Output all records precisely as written.

== Data provided

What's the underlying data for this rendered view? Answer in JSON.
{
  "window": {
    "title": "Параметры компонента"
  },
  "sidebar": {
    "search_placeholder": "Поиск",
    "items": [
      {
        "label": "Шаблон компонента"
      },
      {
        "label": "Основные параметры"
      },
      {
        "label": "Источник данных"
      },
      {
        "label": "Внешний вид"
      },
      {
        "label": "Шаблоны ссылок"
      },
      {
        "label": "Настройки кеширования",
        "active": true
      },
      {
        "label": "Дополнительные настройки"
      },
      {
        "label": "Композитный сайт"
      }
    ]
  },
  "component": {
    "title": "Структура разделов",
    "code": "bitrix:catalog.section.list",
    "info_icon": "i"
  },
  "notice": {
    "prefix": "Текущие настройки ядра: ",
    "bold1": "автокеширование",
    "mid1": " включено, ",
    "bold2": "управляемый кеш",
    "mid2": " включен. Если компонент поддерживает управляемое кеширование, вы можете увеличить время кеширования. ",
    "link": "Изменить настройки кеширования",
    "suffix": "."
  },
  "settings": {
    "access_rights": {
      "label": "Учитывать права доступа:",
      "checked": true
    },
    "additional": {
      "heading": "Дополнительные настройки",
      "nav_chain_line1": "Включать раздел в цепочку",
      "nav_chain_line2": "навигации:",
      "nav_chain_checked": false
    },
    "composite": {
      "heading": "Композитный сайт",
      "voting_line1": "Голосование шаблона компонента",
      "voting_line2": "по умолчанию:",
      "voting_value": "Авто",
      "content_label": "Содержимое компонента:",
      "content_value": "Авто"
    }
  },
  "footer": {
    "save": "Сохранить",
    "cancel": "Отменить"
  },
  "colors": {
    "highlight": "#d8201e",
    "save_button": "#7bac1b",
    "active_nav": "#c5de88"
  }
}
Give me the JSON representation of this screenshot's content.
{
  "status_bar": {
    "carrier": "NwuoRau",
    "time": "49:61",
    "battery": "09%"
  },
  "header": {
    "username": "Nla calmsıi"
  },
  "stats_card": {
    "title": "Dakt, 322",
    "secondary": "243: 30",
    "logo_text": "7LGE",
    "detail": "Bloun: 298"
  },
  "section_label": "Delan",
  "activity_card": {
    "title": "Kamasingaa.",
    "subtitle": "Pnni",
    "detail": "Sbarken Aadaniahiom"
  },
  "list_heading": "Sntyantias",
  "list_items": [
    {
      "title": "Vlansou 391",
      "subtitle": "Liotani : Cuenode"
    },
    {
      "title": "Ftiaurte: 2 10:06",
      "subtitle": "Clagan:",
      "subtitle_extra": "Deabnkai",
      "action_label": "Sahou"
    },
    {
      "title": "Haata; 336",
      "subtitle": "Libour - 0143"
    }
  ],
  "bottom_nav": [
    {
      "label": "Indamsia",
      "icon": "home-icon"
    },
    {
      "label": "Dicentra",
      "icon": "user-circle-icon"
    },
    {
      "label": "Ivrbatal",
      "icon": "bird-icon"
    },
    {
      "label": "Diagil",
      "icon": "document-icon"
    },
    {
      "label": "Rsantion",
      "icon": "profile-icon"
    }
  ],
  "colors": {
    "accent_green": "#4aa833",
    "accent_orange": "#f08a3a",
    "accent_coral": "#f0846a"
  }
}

====

### [Written solution]
What's the underlying data for this rendered view? Answer in JSON.
{
  "window": {
    "title": "Параметры компонента"
  },
  "sidebar": {
    "search_placeholder": "Поиск",
    "items": [
      {
        "label": "Шаблон компонента"
      },
      {
        "label": "Основные параметры"
      },
      {
        "label": "Источник данных"
      },
      {
        "label": "Внешний вид"
      },
      {
        "label": "Шаблоны ссылок"
      },
      {
        "label": "Настройки кеширования",
        "active": true
      },
      {
        "label": "Дополнительные настройки"
      },
      {
        "label": "Композитный сайт"
      }
    ]
  },
  "component": {
    "title": "Структура разделов",
    "code": "bitrix:catalog.section.list",
    "info_icon": "i"
  },
  "notice": {
    "prefix": "Текущие настройки ядра: ",
    "bold1": "автокеширование",
    "mid1": " включено, ",
    "bold2": "управляемый кеш",
    "mid2": " включен. Если компонент поддерживает управляемое кеширование, вы можете увеличить время кеширования. ",
    "link": "Изменить настройки кеширования",
    "suffix": "."
  },
  "settings": {
    "access_rights": {
      "label": "Учитывать права доступа:",
      "checked": true
    },
    "additional": {
      "heading": "Дополнительные настройки",
      "nav_chain_line1": "Включать раздел в цепочку",
      "nav_chain_line2": "навигации:",
      "nav_chain_checked": false
    },
    "composite": {
      "heading": "Композитный сайт",
      "voting_line1": "Голосование шаблона компонента",
      "voting_line2": "по умолчанию:",
      "voting_value": "Авто",
      "content_label": "Содержимое компонента:",
      "content_value": "Авто"
    }
  },
  "footer": {
    "save": "Сохранить",
    "cancel": "Отменить"
  },
  "colors": {
    "highlight": "#d8201e",
    "save_button": "#7bac1b",
    "active_nav": "#c5de88"
  }
}
Give me the JSON representation of this screenshot's content.
{
  "status_bar": {
    "carrier": "NwuoRau",
    "time": "49:61",
    "battery": "09%"
  },
  "header": {
    "username": "Nla calmsıi"
  },
  "stats_card": {
    "title": "Dakt, 322",
    "secondary": "243: 30",
    "logo_text": "7LGE",
    "detail": "Bloun: 298"
  },
  "section_label": "Delan",
  "activity_card": {
    "title": "Kamasingaa.",
    "subtitle": "Pnni",
    "detail": "Sbarken Aadaniahiom"
  },
  "list_heading": "Sntyantias",
  "list_items": [
    {
      "title": "Vlansou 391",
      "subtitle": "Liotani : Cuenode"
    },
    {
      "title": "Ftiaurte: 2 10:06",
      "subtitle": "Clagan:",
      "subtitle_extra": "Deabnkai",
      "action_label": "Sahou"
    },
    {
      "title": "Haata; 336",
      "subtitle": "Libour - 0143"
    }
  ],
  "bottom_nav": [
    {
      "label": "Indamsia",
      "icon": "home-icon"
    },
    {
      "label": "Dicentra",
      "icon": "user-circle-icon"
    },
    {
      "label": "Ivrbatal",
      "icon": "bird-icon"
    },
    {
      "label": "Diagil",
      "icon": "document-icon"
    },
    {
      "label": "Rsantion",
      "icon": "profile-icon"
    }
  ],
  "colors": {
    "accent_green": "#4aa833",
    "accent_orange": "#f08a3a",
    "accent_coral": "#f0846a"
  }
}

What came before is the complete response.